Items from a data source:

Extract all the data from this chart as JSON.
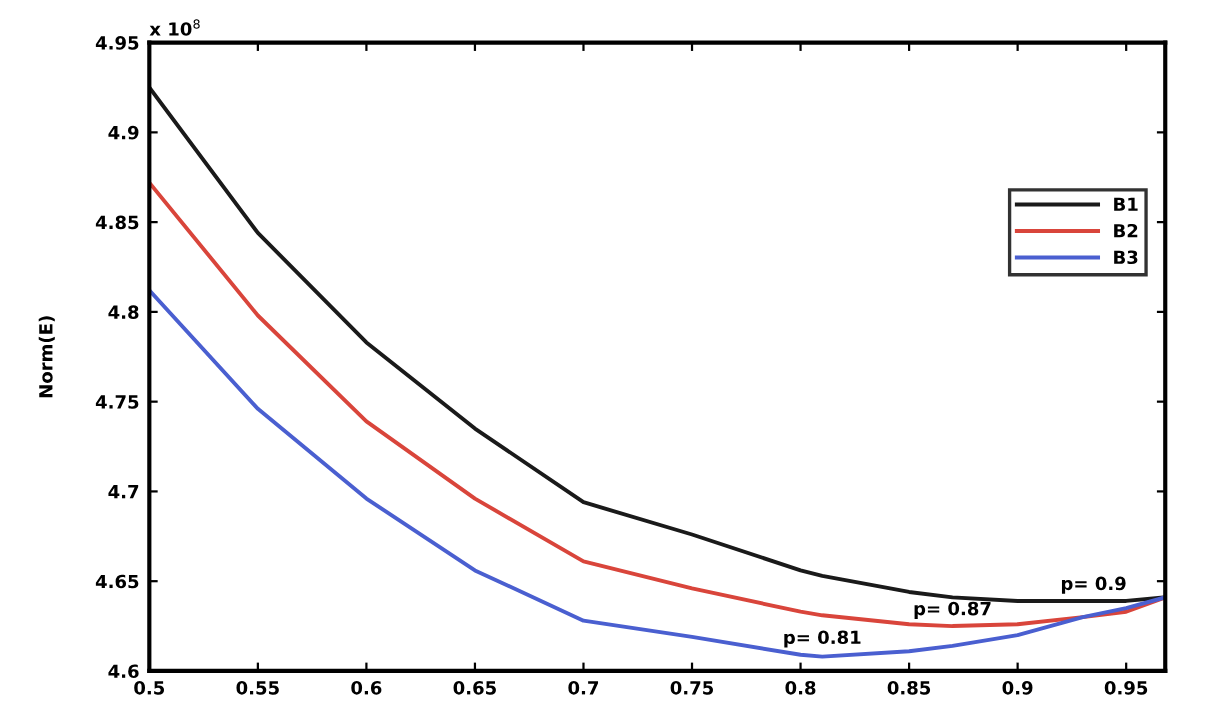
{
  "chart_data": {
    "type": "line",
    "ylabel": "Norm(E)",
    "x": [
      0.5,
      0.55,
      0.6,
      0.65,
      0.7,
      0.75,
      0.8,
      0.81,
      0.85,
      0.87,
      0.9,
      0.93,
      0.95,
      0.968
    ],
    "series": [
      {
        "name": "B1",
        "color": "#1a1a1a",
        "values": [
          4.925,
          4.844,
          4.783,
          4.735,
          4.694,
          4.676,
          4.656,
          4.653,
          4.644,
          4.641,
          4.639,
          4.639,
          4.639,
          4.641
        ]
      },
      {
        "name": "B2",
        "color": "#d9453b",
        "values": [
          4.872,
          4.798,
          4.739,
          4.696,
          4.661,
          4.646,
          4.633,
          4.631,
          4.626,
          4.625,
          4.626,
          4.63,
          4.633,
          4.641
        ]
      },
      {
        "name": "B3",
        "color": "#4a5fd0",
        "values": [
          4.812,
          4.746,
          4.696,
          4.656,
          4.628,
          4.619,
          4.609,
          4.608,
          4.611,
          4.614,
          4.62,
          4.63,
          4.635,
          4.641
        ]
      }
    ],
    "annotations": [
      "x 10$^{8}$",
      {
        "text": "p= 0.81",
        "x": 0.81,
        "y": 4.613
      },
      {
        "text": "p= 0.87",
        "x": 0.87,
        "y": 4.629
      },
      {
        "text": "p= 0.9",
        "x": 0.935,
        "y": 4.643
      }
    ],
    "xlim": [
      0.5,
      0.968
    ],
    "xticks": [
      0.5,
      0.55,
      0.6,
      0.65,
      0.7,
      0.75,
      0.8,
      0.85,
      0.9,
      0.95
    ],
    "ylim": [
      4.6,
      4.95
    ],
    "yticks": [
      4.6,
      4.65,
      4.7,
      4.75,
      4.8,
      4.85,
      4.9,
      4.95
    ],
    "grid": false,
    "legend": "top right",
    "marker": "none",
    "line_style": "solid"
  }
}
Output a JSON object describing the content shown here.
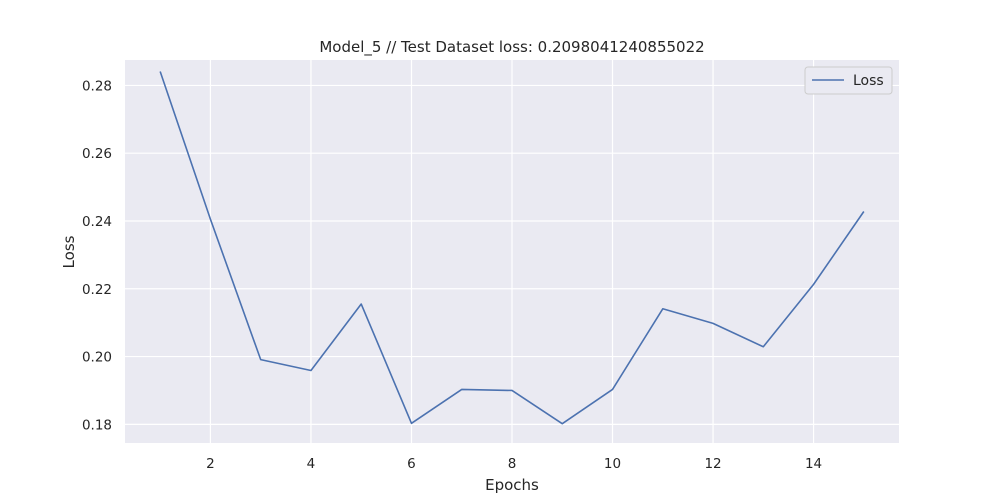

Task directions:
Quote the records in full and exactly; skip any image.

Solution to this task:
Extract all the data from this chart as JSON.
{
  "chart_data": {
    "type": "line",
    "ylabel": "Norm(E)",
    "x": [
      0.5,
      0.55,
      0.6,
      0.65,
      0.7,
      0.75,
      0.8,
      0.81,
      0.85,
      0.87,
      0.9,
      0.93,
      0.95,
      0.968
    ],
    "series": [
      {
        "name": "B1",
        "color": "#1a1a1a",
        "values": [
          4.925,
          4.844,
          4.783,
          4.735,
          4.694,
          4.676,
          4.656,
          4.653,
          4.644,
          4.641,
          4.639,
          4.639,
          4.639,
          4.641
        ]
      },
      {
        "name": "B2",
        "color": "#d9453b",
        "values": [
          4.872,
          4.798,
          4.739,
          4.696,
          4.661,
          4.646,
          4.633,
          4.631,
          4.626,
          4.625,
          4.626,
          4.63,
          4.633,
          4.641
        ]
      },
      {
        "name": "B3",
        "color": "#4a5fd0",
        "values": [
          4.812,
          4.746,
          4.696,
          4.656,
          4.628,
          4.619,
          4.609,
          4.608,
          4.611,
          4.614,
          4.62,
          4.63,
          4.635,
          4.641
        ]
      }
    ],
    "annotations": [
      "x 10$^{8}$",
      {
        "text": "p= 0.81",
        "x": 0.81,
        "y": 4.613
      },
      {
        "text": "p= 0.87",
        "x": 0.87,
        "y": 4.629
      },
      {
        "text": "p= 0.9",
        "x": 0.935,
        "y": 4.643
      }
    ],
    "xlim": [
      0.5,
      0.968
    ],
    "xticks": [
      0.5,
      0.55,
      0.6,
      0.65,
      0.7,
      0.75,
      0.8,
      0.85,
      0.9,
      0.95
    ],
    "ylim": [
      4.6,
      4.95
    ],
    "yticks": [
      4.6,
      4.65,
      4.7,
      4.75,
      4.8,
      4.85,
      4.9,
      4.95
    ],
    "grid": false,
    "legend": "top right",
    "marker": "none",
    "line_style": "solid"
  }
}
Output a JSON object describing the content shown here.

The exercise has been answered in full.